The data ▸
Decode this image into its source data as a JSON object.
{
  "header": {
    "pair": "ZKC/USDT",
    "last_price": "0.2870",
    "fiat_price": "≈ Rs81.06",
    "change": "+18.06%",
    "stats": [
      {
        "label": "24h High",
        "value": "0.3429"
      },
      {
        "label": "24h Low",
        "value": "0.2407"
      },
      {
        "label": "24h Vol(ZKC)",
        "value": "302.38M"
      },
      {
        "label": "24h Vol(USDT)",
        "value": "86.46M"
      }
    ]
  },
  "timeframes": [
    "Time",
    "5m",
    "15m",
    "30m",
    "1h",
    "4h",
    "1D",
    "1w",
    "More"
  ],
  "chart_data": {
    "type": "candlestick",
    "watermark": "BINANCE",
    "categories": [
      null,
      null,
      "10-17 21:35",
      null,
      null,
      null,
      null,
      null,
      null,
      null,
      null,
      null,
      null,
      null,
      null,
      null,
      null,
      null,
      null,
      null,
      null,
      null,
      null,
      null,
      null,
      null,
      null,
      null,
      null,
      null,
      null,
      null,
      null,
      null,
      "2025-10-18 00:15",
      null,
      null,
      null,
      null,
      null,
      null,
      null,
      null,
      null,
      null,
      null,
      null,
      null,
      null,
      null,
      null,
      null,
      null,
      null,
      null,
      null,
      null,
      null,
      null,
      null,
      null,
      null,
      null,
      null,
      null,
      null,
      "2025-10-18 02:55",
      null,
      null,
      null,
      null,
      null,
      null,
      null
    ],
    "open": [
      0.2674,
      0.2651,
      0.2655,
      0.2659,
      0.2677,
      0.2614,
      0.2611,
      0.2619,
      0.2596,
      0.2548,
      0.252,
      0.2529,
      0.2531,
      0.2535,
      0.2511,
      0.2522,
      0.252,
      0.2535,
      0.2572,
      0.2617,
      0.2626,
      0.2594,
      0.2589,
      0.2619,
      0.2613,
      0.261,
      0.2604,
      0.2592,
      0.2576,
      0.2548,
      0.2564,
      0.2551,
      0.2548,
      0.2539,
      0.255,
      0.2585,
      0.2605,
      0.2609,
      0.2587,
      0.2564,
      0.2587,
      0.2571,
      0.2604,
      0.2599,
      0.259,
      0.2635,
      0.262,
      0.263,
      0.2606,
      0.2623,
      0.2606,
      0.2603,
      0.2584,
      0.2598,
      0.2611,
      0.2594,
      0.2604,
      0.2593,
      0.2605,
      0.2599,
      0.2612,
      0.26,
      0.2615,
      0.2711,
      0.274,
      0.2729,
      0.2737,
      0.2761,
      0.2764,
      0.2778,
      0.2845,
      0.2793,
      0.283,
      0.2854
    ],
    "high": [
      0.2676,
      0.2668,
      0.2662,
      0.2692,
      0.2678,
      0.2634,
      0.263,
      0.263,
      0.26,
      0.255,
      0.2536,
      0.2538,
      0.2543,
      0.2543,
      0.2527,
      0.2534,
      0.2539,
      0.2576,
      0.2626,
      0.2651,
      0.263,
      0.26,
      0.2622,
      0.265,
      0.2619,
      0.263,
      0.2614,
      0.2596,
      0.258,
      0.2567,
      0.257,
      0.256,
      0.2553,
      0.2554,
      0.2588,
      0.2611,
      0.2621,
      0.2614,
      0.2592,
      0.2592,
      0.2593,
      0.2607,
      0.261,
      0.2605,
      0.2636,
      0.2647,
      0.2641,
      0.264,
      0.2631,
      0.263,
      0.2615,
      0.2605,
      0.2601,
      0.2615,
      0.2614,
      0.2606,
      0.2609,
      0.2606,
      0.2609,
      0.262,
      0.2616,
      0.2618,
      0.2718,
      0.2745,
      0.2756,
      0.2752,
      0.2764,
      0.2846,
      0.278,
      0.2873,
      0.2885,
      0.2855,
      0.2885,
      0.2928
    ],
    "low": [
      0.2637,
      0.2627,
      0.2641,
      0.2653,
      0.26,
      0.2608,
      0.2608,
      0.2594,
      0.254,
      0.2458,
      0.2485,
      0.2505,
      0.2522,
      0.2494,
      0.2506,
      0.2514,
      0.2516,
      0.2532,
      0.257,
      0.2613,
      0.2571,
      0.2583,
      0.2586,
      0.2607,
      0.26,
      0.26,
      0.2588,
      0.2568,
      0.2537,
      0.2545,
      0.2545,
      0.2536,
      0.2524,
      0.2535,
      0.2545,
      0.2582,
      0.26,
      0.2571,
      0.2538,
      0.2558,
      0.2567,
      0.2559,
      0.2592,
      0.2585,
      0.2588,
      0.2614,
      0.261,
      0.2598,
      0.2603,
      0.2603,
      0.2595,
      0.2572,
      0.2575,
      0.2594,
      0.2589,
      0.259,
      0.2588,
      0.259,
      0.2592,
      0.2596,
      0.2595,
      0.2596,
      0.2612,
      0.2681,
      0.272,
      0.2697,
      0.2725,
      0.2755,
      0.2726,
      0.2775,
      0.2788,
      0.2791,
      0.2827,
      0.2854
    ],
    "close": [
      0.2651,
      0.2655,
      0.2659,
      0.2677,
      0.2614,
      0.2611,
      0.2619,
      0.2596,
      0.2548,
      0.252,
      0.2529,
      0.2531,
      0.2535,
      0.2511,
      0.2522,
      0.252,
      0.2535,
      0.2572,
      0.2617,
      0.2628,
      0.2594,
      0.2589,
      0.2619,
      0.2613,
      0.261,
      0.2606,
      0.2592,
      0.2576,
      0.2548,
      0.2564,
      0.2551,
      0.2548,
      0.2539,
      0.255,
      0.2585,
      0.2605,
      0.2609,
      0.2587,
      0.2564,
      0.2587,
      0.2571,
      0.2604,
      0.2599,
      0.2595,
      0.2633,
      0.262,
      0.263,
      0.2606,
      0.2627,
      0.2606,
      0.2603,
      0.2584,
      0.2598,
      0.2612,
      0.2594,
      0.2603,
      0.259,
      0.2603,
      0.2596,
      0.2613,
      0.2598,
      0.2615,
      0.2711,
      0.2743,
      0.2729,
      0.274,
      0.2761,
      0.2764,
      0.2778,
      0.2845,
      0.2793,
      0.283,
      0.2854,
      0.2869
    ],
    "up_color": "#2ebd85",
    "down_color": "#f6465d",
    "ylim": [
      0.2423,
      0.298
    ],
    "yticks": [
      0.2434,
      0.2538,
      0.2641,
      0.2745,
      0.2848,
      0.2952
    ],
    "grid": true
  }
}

Task ▸
Retype the material in full. Each word must match.

Solved problem ▸
Decode this image into its source data as a JSON object.
{
  "header": {
    "pair": "ZKC/USDT",
    "last_price": "0.2870",
    "fiat_price": "≈ Rs81.06",
    "change": "+18.06%",
    "stats": [
      {
        "label": "24h High",
        "value": "0.3429"
      },
      {
        "label": "24h Low",
        "value": "0.2407"
      },
      {
        "label": "24h Vol(ZKC)",
        "value": "302.38M"
      },
      {
        "label": "24h Vol(USDT)",
        "value": "86.46M"
      }
    ]
  },
  "timeframes": [
    "Time",
    "5m",
    "15m",
    "30m",
    "1h",
    "4h",
    "1D",
    "1w",
    "More"
  ],
  "chart_data": {
    "type": "candlestick",
    "watermark": "BINANCE",
    "categories": [
      null,
      null,
      "10-17 21:35",
      null,
      null,
      null,
      null,
      null,
      null,
      null,
      null,
      null,
      null,
      null,
      null,
      null,
      null,
      null,
      null,
      null,
      null,
      null,
      null,
      null,
      null,
      null,
      null,
      null,
      null,
      null,
      null,
      null,
      null,
      null,
      "2025-10-18 00:15",
      null,
      null,
      null,
      null,
      null,
      null,
      null,
      null,
      null,
      null,
      null,
      null,
      null,
      null,
      null,
      null,
      null,
      null,
      null,
      null,
      null,
      null,
      null,
      null,
      null,
      null,
      null,
      null,
      null,
      null,
      null,
      "2025-10-18 02:55",
      null,
      null,
      null,
      null,
      null,
      null,
      null
    ],
    "open": [
      0.2674,
      0.2651,
      0.2655,
      0.2659,
      0.2677,
      0.2614,
      0.2611,
      0.2619,
      0.2596,
      0.2548,
      0.252,
      0.2529,
      0.2531,
      0.2535,
      0.2511,
      0.2522,
      0.252,
      0.2535,
      0.2572,
      0.2617,
      0.2626,
      0.2594,
      0.2589,
      0.2619,
      0.2613,
      0.261,
      0.2604,
      0.2592,
      0.2576,
      0.2548,
      0.2564,
      0.2551,
      0.2548,
      0.2539,
      0.255,
      0.2585,
      0.2605,
      0.2609,
      0.2587,
      0.2564,
      0.2587,
      0.2571,
      0.2604,
      0.2599,
      0.259,
      0.2635,
      0.262,
      0.263,
      0.2606,
      0.2623,
      0.2606,
      0.2603,
      0.2584,
      0.2598,
      0.2611,
      0.2594,
      0.2604,
      0.2593,
      0.2605,
      0.2599,
      0.2612,
      0.26,
      0.2615,
      0.2711,
      0.274,
      0.2729,
      0.2737,
      0.2761,
      0.2764,
      0.2778,
      0.2845,
      0.2793,
      0.283,
      0.2854
    ],
    "high": [
      0.2676,
      0.2668,
      0.2662,
      0.2692,
      0.2678,
      0.2634,
      0.263,
      0.263,
      0.26,
      0.255,
      0.2536,
      0.2538,
      0.2543,
      0.2543,
      0.2527,
      0.2534,
      0.2539,
      0.2576,
      0.2626,
      0.2651,
      0.263,
      0.26,
      0.2622,
      0.265,
      0.2619,
      0.263,
      0.2614,
      0.2596,
      0.258,
      0.2567,
      0.257,
      0.256,
      0.2553,
      0.2554,
      0.2588,
      0.2611,
      0.2621,
      0.2614,
      0.2592,
      0.2592,
      0.2593,
      0.2607,
      0.261,
      0.2605,
      0.2636,
      0.2647,
      0.2641,
      0.264,
      0.2631,
      0.263,
      0.2615,
      0.2605,
      0.2601,
      0.2615,
      0.2614,
      0.2606,
      0.2609,
      0.2606,
      0.2609,
      0.262,
      0.2616,
      0.2618,
      0.2718,
      0.2745,
      0.2756,
      0.2752,
      0.2764,
      0.2846,
      0.278,
      0.2873,
      0.2885,
      0.2855,
      0.2885,
      0.2928
    ],
    "low": [
      0.2637,
      0.2627,
      0.2641,
      0.2653,
      0.26,
      0.2608,
      0.2608,
      0.2594,
      0.254,
      0.2458,
      0.2485,
      0.2505,
      0.2522,
      0.2494,
      0.2506,
      0.2514,
      0.2516,
      0.2532,
      0.257,
      0.2613,
      0.2571,
      0.2583,
      0.2586,
      0.2607,
      0.26,
      0.26,
      0.2588,
      0.2568,
      0.2537,
      0.2545,
      0.2545,
      0.2536,
      0.2524,
      0.2535,
      0.2545,
      0.2582,
      0.26,
      0.2571,
      0.2538,
      0.2558,
      0.2567,
      0.2559,
      0.2592,
      0.2585,
      0.2588,
      0.2614,
      0.261,
      0.2598,
      0.2603,
      0.2603,
      0.2595,
      0.2572,
      0.2575,
      0.2594,
      0.2589,
      0.259,
      0.2588,
      0.259,
      0.2592,
      0.2596,
      0.2595,
      0.2596,
      0.2612,
      0.2681,
      0.272,
      0.2697,
      0.2725,
      0.2755,
      0.2726,
      0.2775,
      0.2788,
      0.2791,
      0.2827,
      0.2854
    ],
    "close": [
      0.2651,
      0.2655,
      0.2659,
      0.2677,
      0.2614,
      0.2611,
      0.2619,
      0.2596,
      0.2548,
      0.252,
      0.2529,
      0.2531,
      0.2535,
      0.2511,
      0.2522,
      0.252,
      0.2535,
      0.2572,
      0.2617,
      0.2628,
      0.2594,
      0.2589,
      0.2619,
      0.2613,
      0.261,
      0.2606,
      0.2592,
      0.2576,
      0.2548,
      0.2564,
      0.2551,
      0.2548,
      0.2539,
      0.255,
      0.2585,
      0.2605,
      0.2609,
      0.2587,
      0.2564,
      0.2587,
      0.2571,
      0.2604,
      0.2599,
      0.2595,
      0.2633,
      0.262,
      0.263,
      0.2606,
      0.2627,
      0.2606,
      0.2603,
      0.2584,
      0.2598,
      0.2612,
      0.2594,
      0.2603,
      0.259,
      0.2603,
      0.2596,
      0.2613,
      0.2598,
      0.2615,
      0.2711,
      0.2743,
      0.2729,
      0.274,
      0.2761,
      0.2764,
      0.2778,
      0.2845,
      0.2793,
      0.283,
      0.2854,
      0.2869
    ],
    "up_color": "#2ebd85",
    "down_color": "#f6465d",
    "ylim": [
      0.2423,
      0.298
    ],
    "yticks": [
      0.2434,
      0.2538,
      0.2641,
      0.2745,
      0.2848,
      0.2952
    ],
    "grid": true
  }
}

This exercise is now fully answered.